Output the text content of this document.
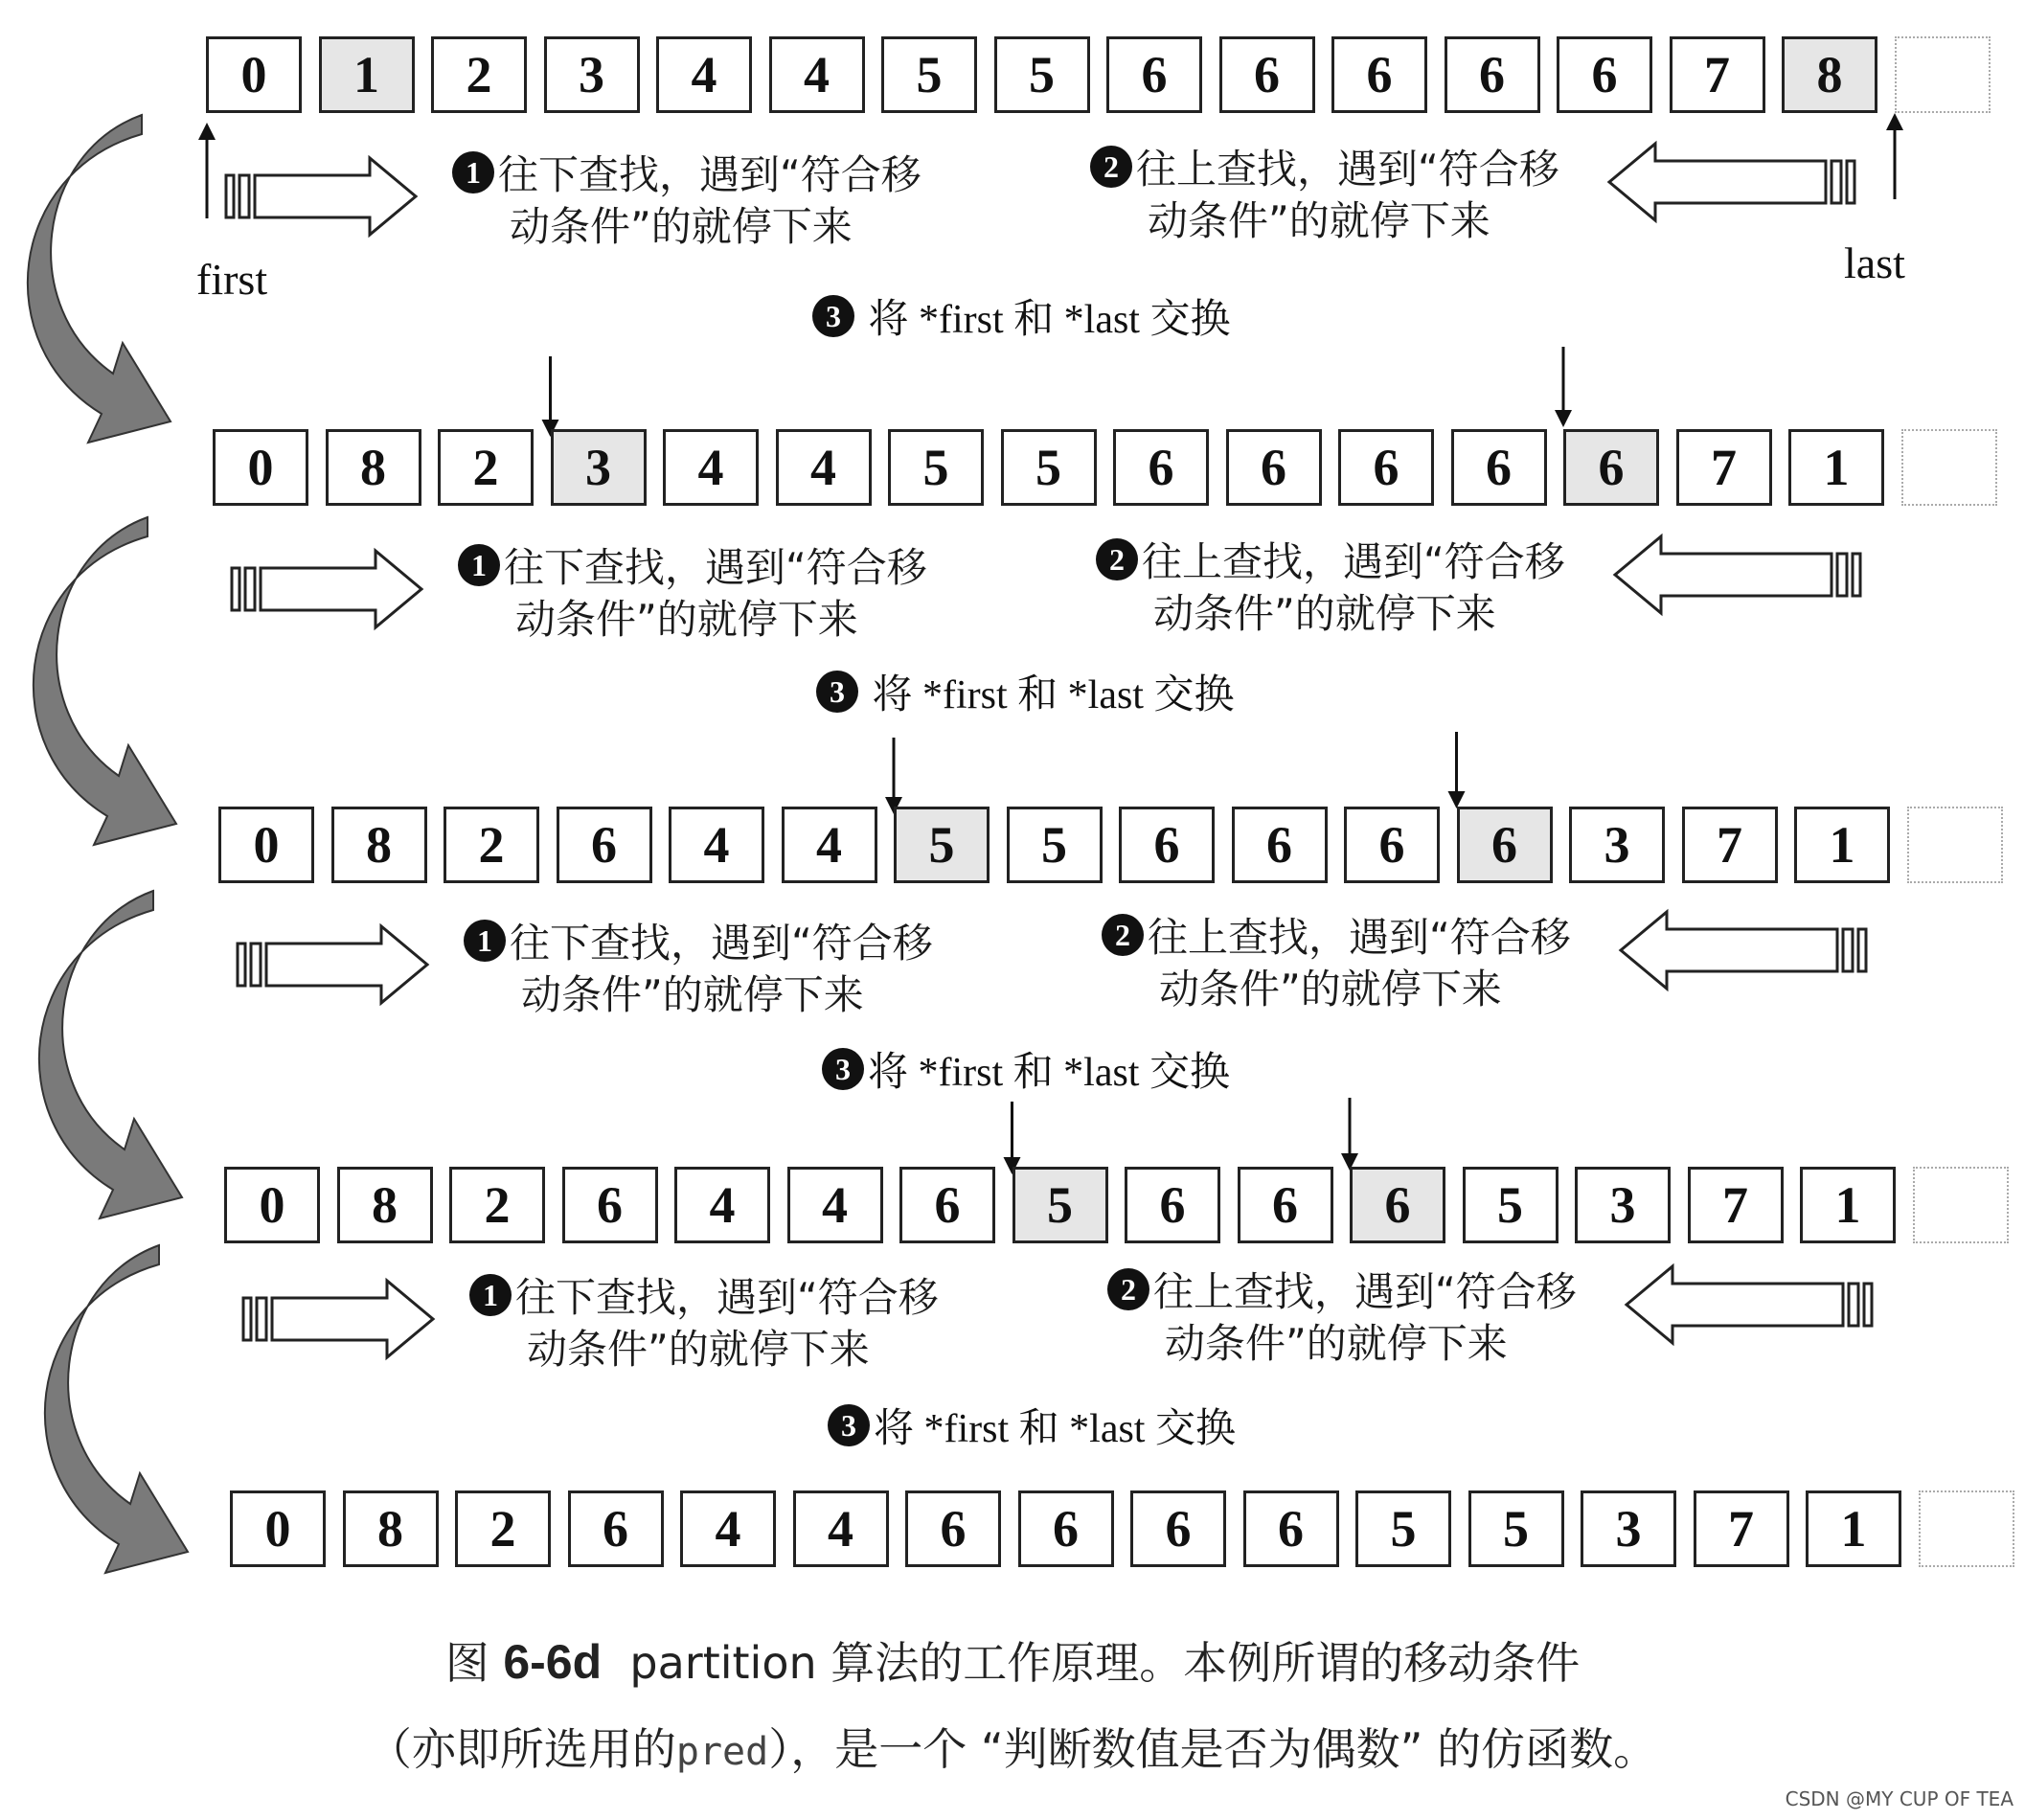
0	1	2	3	4	4	5	5	6	6	6	6	6	7	8
0	8	2	3	4	4	5	5	6	6	6	6	6	7	1
0	8	2	6	4	4	5	5	6	6	6	6	3	7	1
0	8	2	6	4	4	6	5	6	6	6	5	3	7	1
0	8	2	6	4	4	6	6	6	6	5	5	3	7	1
first	last
1 往下查找，遇到“符合移
动条件”的就停下来
2 往上查找，遇到“符合移
动条件”的就停下来
3 将 *first 和 *last 交换
1 往下查找，遇到“符合移
动条件”的就停下来
2 往上查找，遇到“符合移
动条件”的就停下来
3 将 *first 和 *last 交换
1 往下查找，遇到“符合移
动条件”的就停下来
2 往上查找，遇到“符合移
动条件”的就停下来
3 将 *first 和 *last 交换
1 往下查找，遇到“符合移
动条件”的就停下来
2 往上查找，遇到“符合移
动条件”的就停下来
3 将 *first 和 *last 交换
图 6-6d partition 算法的工作原理。本例所谓的移动条件
（亦即所选用的pred），是一个 “判断数值是否为偶数” 的仿函数。
CSDN @MY CUP OF TEA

========================================================================

__Objective__
Except for the pictures, reproduce every line exactly.

__Solution for this problem__
Output the text content of this document.
0	1	2	3	4	4	5	5	6	6	6	6	6	7	8
0	8	2	3	4	4	5	5	6	6	6	6	6	7	1
0	8	2	6	4	4	5	5	6	6	6	6	3	7	1
0	8	2	6	4	4	6	5	6	6	6	5	3	7	1
0	8	2	6	4	4	6	6	6	6	5	5	3	7	1
first	last
1 往下查找，遇到“符合移
动条件”的就停下来
2 往上查找，遇到“符合移
动条件”的就停下来
3 将 *first 和 *last 交换
1 往下查找，遇到“符合移
动条件”的就停下来
2 往上查找，遇到“符合移
动条件”的就停下来
3 将 *first 和 *last 交换
1 往下查找，遇到“符合移
动条件”的就停下来
2 往上查找，遇到“符合移
动条件”的就停下来
3 将 *first 和 *last 交换
1 往下查找，遇到“符合移
动条件”的就停下来
2 往上查找，遇到“符合移
动条件”的就停下来
3 将 *first 和 *last 交换
图 6-6d partition 算法的工作原理。本例所谓的移动条件
（亦即所选用的pred），是一个 “判断数值是否为偶数” 的仿函数。
CSDN @MY CUP OF TEA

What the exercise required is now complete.